• Problem statement:
Write the records below out in full, character for character, with no pictures.

-- begin Source material --

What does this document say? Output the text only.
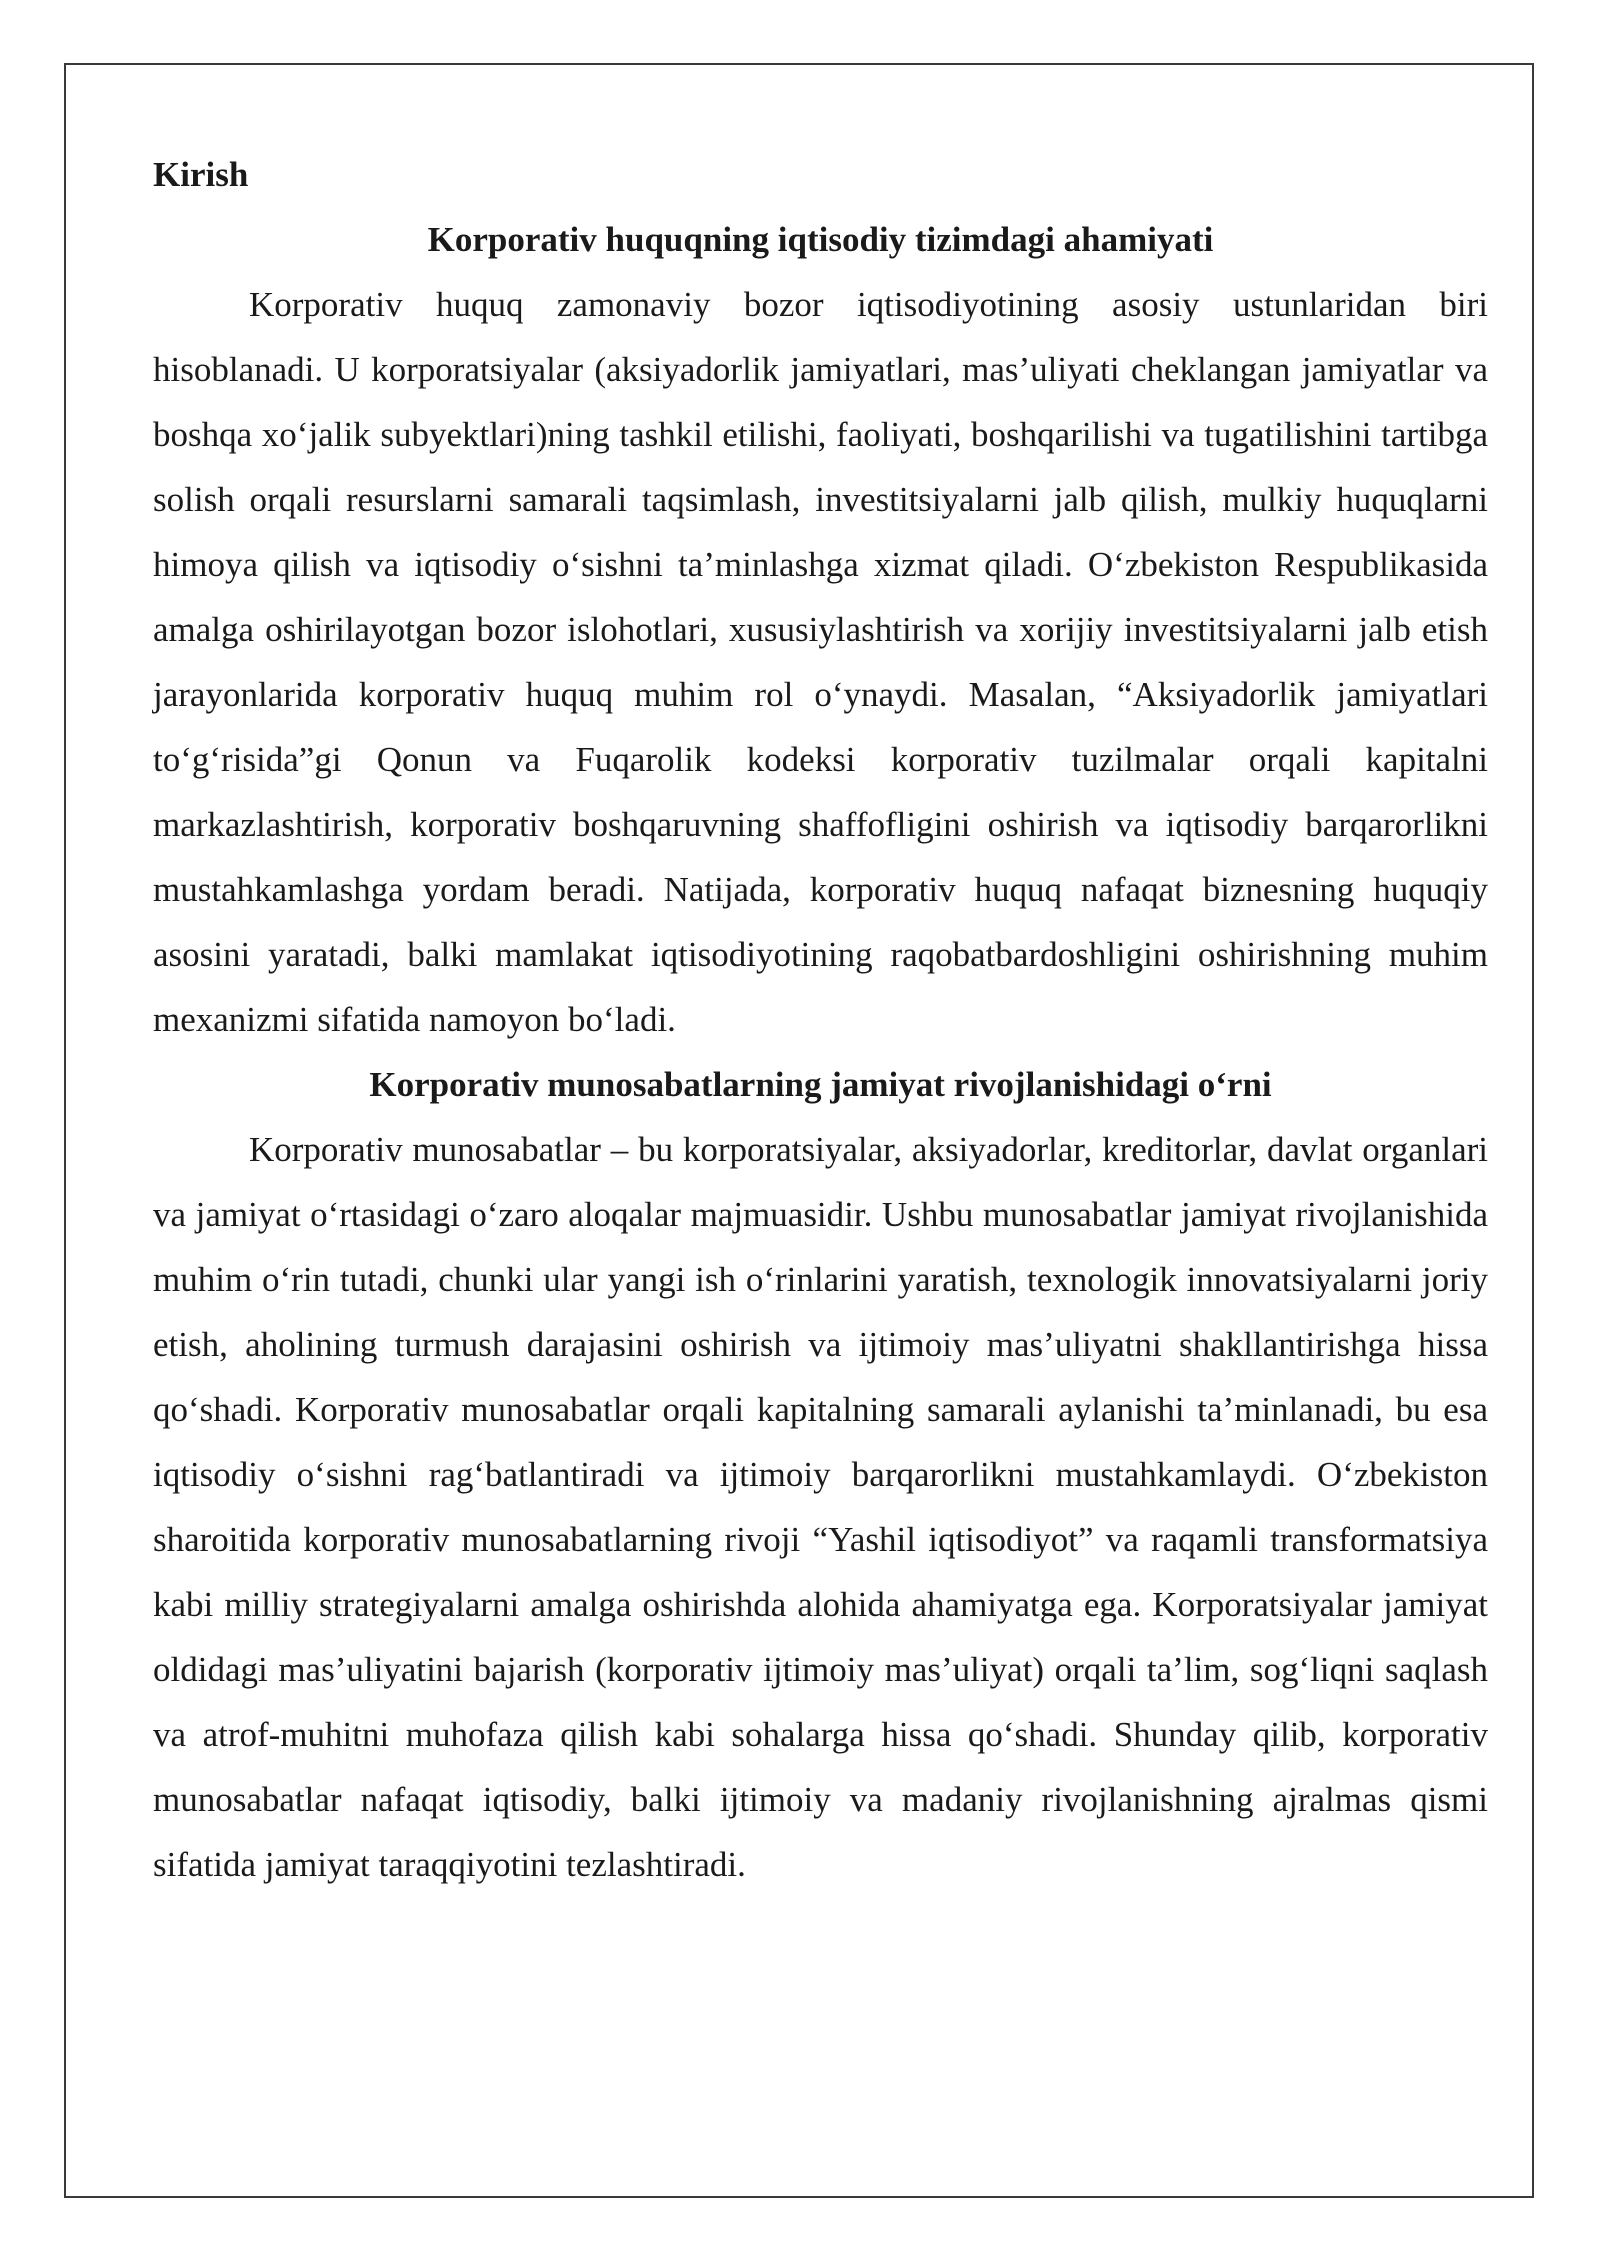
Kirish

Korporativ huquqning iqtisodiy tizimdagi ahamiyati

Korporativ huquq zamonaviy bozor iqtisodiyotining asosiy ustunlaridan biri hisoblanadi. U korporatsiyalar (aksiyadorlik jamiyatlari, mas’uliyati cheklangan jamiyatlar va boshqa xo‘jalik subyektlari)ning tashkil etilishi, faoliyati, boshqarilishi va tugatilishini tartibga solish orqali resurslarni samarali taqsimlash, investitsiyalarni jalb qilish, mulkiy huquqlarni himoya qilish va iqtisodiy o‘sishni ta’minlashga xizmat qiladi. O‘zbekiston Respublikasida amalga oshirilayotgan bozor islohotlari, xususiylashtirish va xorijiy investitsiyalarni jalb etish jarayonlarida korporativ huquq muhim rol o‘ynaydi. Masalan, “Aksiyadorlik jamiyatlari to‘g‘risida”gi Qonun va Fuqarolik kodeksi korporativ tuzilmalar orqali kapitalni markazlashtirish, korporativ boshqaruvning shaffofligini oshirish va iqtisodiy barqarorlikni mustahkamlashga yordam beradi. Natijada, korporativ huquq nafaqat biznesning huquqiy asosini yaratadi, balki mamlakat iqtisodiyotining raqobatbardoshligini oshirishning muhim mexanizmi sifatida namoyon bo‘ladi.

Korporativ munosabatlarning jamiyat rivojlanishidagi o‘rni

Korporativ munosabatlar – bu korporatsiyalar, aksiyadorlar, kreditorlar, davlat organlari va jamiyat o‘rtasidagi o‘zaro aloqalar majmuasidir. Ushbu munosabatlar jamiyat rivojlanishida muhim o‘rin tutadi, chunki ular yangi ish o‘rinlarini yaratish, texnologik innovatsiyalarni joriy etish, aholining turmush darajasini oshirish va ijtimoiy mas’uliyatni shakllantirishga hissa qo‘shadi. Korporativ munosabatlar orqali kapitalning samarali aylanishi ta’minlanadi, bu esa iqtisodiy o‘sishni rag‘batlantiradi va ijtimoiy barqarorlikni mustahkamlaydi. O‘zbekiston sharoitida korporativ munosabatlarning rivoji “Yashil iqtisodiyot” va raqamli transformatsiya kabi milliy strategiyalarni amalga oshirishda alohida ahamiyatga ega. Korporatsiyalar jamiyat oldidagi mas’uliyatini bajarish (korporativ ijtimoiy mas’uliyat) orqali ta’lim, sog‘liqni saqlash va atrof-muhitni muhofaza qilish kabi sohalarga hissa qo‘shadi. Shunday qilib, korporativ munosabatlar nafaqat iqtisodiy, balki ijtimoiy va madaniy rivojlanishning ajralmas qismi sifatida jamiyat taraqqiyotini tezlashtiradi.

-- end Source material --

• Answer for the task:
What does this document say? Output the text only.
Kirish

Korporativ huquqning iqtisodiy tizimdagi ahamiyati

Korporativ huquq zamonaviy bozor iqtisodiyotining asosiy ustunlaridan biri hisoblanadi. U korporatsiyalar (aksiyadorlik jamiyatlari, mas’uliyati cheklangan jamiyatlar va boshqa xo‘jalik subyektlari)ning tashkil etilishi, faoliyati, boshqarilishi va tugatilishini tartibga solish orqali resurslarni samarali taqsimlash, investitsiyalarni jalb qilish, mulkiy huquqlarni himoya qilish va iqtisodiy o‘sishni ta’minlashga xizmat qiladi. O‘zbekiston Respublikasida amalga oshirilayotgan bozor islohotlari, xususiylashtirish va xorijiy investitsiyalarni jalb etish jarayonlarida korporativ huquq muhim rol o‘ynaydi. Masalan, “Aksiyadorlik jamiyatlari to‘g‘risida”gi Qonun va Fuqarolik kodeksi korporativ tuzilmalar orqali kapitalni markazlashtirish, korporativ boshqaruvning shaffofligini oshirish va iqtisodiy barqarorlikni mustahkamlashga yordam beradi. Natijada, korporativ huquq nafaqat biznesning huquqiy asosini yaratadi, balki mamlakat iqtisodiyotining raqobatbardoshligini oshirishning muhim mexanizmi sifatida namoyon bo‘ladi.

Korporativ munosabatlarning jamiyat rivojlanishidagi o‘rni

Korporativ munosabatlar – bu korporatsiyalar, aksiyadorlar, kreditorlar, davlat organlari va jamiyat o‘rtasidagi o‘zaro aloqalar majmuasidir. Ushbu munosabatlar jamiyat rivojlanishida muhim o‘rin tutadi, chunki ular yangi ish o‘rinlarini yaratish, texnologik innovatsiyalarni joriy etish, aholining turmush darajasini oshirish va ijtimoiy mas’uliyatni shakllantirishga hissa qo‘shadi. Korporativ munosabatlar orqali kapitalning samarali aylanishi ta’minlanadi, bu esa iqtisodiy o‘sishni rag‘batlantiradi va ijtimoiy barqarorlikni mustahkamlaydi. O‘zbekiston sharoitida korporativ munosabatlarning rivoji “Yashil iqtisodiyot” va raqamli transformatsiya kabi milliy strategiyalarni amalga oshirishda alohida ahamiyatga ega. Korporatsiyalar jamiyat oldidagi mas’uliyatini bajarish (korporativ ijtimoiy mas’uliyat) orqali ta’lim, sog‘liqni saqlash va atrof-muhitni muhofaza qilish kabi sohalarga hissa qo‘shadi. Shunday qilib, korporativ munosabatlar nafaqat iqtisodiy, balki ijtimoiy va madaniy rivojlanishning ajralmas qismi sifatida jamiyat taraqqiyotini tezlashtiradi.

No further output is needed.